Goal of the exercise:
In the entries that follow, find the word "color" and report each line it is on.

Data entries
>> Begin
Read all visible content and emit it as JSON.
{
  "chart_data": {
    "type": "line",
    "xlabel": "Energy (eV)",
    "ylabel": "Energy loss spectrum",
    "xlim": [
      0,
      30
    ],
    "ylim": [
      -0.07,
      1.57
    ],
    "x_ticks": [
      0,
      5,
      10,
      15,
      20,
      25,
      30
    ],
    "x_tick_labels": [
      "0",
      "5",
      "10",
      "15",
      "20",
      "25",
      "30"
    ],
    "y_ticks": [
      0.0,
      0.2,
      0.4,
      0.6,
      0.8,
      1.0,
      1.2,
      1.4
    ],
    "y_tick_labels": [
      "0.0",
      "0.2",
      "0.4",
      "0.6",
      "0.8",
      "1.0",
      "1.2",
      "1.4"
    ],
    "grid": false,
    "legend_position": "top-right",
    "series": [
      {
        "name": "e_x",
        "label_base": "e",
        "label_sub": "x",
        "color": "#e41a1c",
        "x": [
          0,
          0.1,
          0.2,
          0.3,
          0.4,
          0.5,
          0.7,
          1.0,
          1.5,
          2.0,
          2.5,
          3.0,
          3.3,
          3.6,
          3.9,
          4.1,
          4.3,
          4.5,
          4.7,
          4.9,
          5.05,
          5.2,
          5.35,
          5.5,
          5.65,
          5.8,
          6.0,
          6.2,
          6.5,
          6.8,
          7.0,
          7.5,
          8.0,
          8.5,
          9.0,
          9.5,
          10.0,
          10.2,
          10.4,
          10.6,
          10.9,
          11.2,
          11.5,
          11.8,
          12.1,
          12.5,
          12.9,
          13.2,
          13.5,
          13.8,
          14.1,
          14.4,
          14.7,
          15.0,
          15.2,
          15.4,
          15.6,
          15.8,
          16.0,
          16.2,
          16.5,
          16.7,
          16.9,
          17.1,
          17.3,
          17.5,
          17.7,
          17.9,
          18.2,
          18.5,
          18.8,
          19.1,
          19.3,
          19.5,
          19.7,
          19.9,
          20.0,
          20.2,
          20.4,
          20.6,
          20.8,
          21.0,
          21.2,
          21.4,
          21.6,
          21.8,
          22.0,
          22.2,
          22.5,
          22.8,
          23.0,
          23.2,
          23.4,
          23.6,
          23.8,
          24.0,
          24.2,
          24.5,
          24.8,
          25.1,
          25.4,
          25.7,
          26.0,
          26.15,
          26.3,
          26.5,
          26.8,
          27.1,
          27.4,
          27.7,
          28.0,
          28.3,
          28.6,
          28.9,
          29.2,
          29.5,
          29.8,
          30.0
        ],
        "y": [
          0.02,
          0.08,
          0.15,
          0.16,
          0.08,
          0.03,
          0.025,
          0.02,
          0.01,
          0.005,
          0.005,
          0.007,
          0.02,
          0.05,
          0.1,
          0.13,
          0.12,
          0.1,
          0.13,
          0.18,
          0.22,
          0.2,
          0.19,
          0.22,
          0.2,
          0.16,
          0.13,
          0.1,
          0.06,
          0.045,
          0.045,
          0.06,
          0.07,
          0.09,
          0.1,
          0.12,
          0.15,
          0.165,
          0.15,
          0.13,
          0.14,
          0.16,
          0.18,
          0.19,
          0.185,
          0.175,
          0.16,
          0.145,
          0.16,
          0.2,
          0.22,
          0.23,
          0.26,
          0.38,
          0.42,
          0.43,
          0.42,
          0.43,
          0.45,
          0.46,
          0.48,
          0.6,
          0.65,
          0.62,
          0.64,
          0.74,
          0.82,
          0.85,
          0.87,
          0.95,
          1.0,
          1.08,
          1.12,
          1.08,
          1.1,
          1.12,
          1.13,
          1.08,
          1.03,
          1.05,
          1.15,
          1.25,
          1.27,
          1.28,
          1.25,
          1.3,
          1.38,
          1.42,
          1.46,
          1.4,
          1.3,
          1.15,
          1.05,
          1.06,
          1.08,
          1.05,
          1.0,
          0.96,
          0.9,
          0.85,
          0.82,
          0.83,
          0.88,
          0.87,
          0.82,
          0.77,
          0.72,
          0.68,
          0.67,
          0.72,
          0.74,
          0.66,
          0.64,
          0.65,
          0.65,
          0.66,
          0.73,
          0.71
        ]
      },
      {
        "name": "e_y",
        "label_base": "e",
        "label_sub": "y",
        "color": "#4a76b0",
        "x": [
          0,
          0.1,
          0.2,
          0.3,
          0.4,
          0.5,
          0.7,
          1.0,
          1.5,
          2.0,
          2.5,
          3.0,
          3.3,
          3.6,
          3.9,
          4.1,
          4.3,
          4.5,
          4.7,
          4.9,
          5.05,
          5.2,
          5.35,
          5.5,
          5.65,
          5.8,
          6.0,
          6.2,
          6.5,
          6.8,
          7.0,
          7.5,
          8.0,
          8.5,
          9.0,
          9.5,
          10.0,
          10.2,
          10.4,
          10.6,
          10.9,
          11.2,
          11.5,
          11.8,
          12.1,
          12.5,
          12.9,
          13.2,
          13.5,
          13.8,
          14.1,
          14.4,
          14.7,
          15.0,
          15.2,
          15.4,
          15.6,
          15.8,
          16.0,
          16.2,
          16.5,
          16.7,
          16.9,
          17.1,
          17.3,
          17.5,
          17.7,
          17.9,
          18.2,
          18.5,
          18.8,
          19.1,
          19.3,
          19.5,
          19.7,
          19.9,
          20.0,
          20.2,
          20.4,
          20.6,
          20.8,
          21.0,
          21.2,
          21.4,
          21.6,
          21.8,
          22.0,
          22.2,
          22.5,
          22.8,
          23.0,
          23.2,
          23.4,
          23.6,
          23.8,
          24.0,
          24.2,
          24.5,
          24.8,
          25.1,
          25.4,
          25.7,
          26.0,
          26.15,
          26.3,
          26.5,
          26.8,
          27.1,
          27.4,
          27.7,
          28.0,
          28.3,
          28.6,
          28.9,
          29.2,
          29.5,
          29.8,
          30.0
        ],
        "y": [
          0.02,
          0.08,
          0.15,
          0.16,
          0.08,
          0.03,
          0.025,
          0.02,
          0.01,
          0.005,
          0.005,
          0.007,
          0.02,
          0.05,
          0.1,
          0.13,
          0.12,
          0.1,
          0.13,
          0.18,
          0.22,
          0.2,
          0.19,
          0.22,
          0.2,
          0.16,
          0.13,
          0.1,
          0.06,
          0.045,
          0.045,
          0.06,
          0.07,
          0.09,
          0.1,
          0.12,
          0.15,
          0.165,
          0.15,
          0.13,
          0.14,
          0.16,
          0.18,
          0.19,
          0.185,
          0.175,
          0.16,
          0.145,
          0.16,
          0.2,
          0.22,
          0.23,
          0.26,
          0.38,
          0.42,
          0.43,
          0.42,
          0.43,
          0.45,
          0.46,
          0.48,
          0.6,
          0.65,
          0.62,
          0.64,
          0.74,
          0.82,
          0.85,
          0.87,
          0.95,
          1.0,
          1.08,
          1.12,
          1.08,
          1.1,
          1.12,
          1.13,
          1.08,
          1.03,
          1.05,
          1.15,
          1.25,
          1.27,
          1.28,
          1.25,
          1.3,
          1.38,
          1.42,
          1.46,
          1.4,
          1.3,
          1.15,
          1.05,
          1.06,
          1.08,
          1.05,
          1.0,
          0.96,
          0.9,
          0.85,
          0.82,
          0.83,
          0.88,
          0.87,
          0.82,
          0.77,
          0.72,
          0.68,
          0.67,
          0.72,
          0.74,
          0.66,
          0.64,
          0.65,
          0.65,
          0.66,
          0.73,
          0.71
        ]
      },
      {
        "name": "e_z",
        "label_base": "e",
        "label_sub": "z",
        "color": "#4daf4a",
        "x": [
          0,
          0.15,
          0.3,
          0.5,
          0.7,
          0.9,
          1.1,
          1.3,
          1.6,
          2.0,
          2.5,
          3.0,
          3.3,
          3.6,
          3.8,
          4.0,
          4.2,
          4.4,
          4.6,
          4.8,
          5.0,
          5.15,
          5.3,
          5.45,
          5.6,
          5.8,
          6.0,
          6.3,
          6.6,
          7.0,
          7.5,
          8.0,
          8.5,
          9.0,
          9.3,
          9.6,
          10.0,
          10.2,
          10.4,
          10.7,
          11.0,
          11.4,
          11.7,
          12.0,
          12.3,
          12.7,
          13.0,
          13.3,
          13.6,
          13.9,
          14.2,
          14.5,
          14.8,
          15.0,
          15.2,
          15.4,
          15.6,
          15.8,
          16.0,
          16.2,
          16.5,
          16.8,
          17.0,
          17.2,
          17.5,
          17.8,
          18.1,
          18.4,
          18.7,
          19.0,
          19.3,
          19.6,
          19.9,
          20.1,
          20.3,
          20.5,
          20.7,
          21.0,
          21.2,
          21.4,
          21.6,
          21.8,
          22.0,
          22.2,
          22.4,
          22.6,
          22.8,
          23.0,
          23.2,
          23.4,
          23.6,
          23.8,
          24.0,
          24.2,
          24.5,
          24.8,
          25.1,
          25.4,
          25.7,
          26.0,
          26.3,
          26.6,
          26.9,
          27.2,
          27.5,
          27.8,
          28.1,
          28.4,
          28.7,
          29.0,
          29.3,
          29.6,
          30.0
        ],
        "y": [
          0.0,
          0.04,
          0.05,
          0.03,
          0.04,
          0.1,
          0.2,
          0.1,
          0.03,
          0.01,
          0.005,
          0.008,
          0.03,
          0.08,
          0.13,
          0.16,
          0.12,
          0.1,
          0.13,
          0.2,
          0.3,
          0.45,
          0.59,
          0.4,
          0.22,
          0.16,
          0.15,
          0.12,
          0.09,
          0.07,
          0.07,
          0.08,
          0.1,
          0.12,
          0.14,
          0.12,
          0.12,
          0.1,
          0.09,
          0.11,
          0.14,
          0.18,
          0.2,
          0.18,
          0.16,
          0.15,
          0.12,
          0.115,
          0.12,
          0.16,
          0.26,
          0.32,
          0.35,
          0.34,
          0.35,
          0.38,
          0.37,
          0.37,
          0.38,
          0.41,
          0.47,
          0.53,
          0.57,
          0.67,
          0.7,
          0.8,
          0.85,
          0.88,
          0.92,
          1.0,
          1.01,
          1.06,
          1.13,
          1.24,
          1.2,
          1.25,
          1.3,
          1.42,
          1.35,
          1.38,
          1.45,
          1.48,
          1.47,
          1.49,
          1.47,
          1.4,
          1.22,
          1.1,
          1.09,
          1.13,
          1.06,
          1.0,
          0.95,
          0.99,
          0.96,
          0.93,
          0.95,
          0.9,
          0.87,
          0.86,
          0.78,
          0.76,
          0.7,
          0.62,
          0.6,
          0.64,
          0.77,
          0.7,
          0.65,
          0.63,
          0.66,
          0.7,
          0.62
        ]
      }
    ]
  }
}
>> End
Exercise solution:
        "color": "#e41a1c",
        "color": "#4a76b0",
        "color": "#4daf4a",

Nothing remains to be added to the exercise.